The problem: Pull out every line below that contains the word "What".

--- begin Material to process ---

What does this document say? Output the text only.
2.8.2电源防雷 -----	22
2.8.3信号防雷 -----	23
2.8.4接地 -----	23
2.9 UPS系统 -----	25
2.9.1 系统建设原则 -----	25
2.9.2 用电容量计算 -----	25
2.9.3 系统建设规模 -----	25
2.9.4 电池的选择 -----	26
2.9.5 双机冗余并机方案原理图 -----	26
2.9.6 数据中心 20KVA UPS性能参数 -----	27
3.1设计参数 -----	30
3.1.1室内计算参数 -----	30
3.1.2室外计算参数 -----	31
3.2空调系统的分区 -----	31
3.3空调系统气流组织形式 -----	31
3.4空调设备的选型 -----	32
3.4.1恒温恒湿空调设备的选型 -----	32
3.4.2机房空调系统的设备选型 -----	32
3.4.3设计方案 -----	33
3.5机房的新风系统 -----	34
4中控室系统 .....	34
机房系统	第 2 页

--- end Material to process ---
--- begin Material to process ---

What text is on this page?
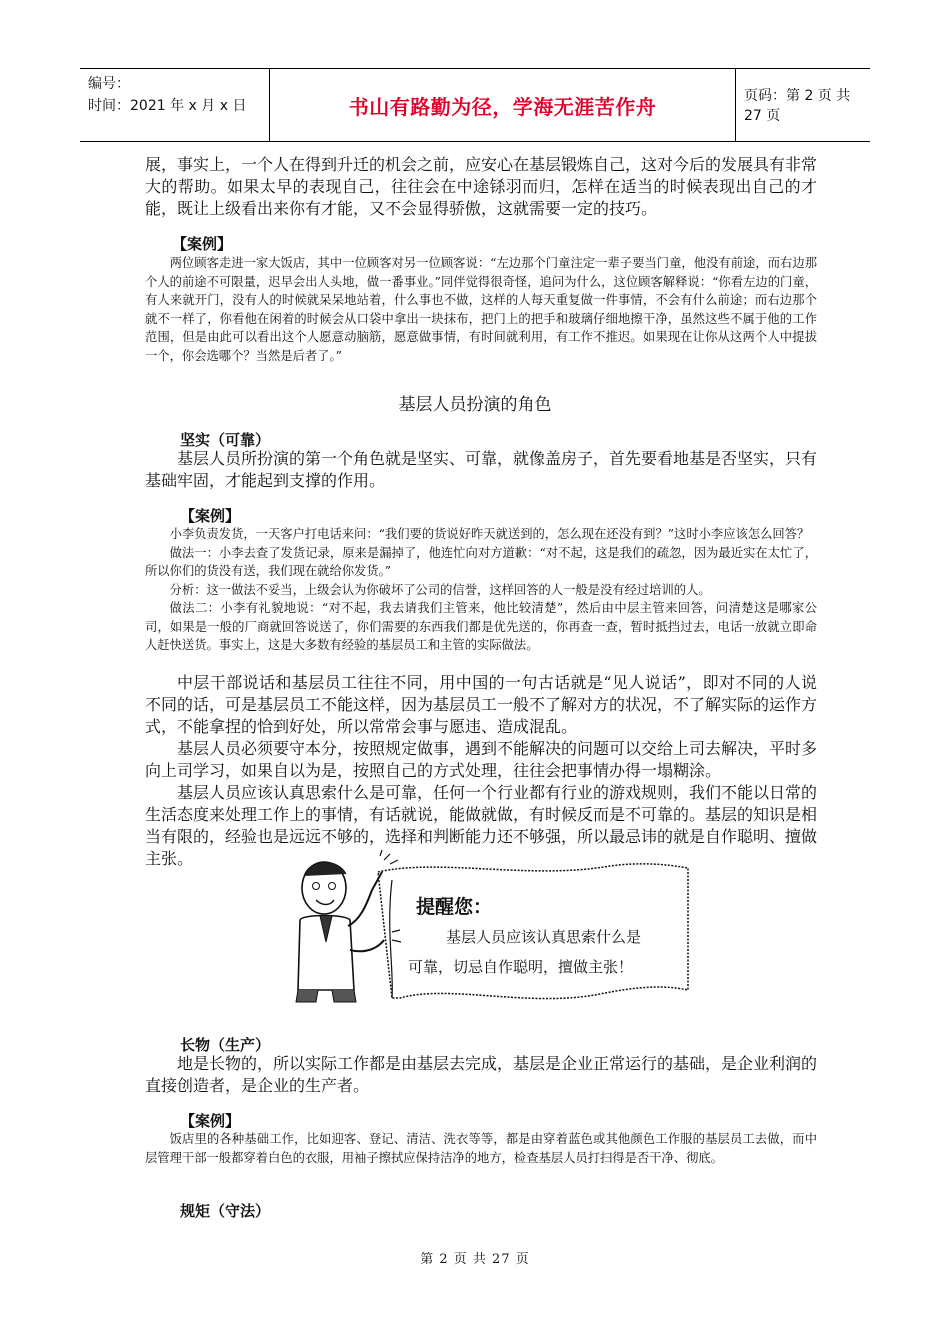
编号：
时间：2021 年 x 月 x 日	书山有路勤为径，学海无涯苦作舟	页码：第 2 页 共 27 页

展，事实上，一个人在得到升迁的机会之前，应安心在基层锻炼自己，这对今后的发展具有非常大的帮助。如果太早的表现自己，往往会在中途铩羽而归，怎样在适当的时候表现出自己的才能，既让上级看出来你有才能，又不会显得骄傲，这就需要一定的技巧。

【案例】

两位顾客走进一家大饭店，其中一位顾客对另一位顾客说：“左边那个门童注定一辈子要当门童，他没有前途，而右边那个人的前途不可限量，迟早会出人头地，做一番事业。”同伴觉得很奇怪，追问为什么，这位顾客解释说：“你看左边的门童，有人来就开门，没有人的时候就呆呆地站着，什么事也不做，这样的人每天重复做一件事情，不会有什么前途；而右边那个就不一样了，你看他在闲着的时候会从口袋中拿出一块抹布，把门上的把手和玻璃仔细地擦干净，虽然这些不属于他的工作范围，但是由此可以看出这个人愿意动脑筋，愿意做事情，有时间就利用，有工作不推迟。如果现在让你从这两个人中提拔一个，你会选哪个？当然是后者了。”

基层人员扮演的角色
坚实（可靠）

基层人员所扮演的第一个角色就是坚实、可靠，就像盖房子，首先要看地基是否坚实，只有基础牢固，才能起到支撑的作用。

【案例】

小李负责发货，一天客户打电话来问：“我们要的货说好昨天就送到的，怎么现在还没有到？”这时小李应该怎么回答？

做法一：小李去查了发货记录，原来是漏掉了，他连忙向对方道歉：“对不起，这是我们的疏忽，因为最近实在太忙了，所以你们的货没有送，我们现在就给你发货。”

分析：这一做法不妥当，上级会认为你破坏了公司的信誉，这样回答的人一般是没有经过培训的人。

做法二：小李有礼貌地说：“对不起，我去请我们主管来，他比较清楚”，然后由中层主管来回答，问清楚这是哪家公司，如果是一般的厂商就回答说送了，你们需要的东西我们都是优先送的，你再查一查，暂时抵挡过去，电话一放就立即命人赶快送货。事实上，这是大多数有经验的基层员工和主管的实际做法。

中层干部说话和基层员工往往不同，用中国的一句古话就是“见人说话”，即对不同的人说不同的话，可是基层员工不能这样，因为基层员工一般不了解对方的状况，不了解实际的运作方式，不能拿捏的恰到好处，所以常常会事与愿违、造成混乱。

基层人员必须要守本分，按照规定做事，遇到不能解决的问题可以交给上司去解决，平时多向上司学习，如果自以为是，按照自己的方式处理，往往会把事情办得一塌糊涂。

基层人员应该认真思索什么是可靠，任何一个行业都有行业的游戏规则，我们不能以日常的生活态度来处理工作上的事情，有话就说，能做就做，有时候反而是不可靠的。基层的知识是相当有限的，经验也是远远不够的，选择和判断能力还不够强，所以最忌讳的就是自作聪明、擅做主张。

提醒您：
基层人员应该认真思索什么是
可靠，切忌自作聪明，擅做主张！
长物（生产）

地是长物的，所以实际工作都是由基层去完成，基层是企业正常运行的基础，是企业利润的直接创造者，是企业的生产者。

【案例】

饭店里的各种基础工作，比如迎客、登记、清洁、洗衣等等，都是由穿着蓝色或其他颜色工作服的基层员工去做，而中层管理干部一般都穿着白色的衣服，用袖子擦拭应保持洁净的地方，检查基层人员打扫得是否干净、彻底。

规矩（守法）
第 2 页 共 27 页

--- end Material to process ---

Task response:
What does this document say? Output the text only.
What text is on this page?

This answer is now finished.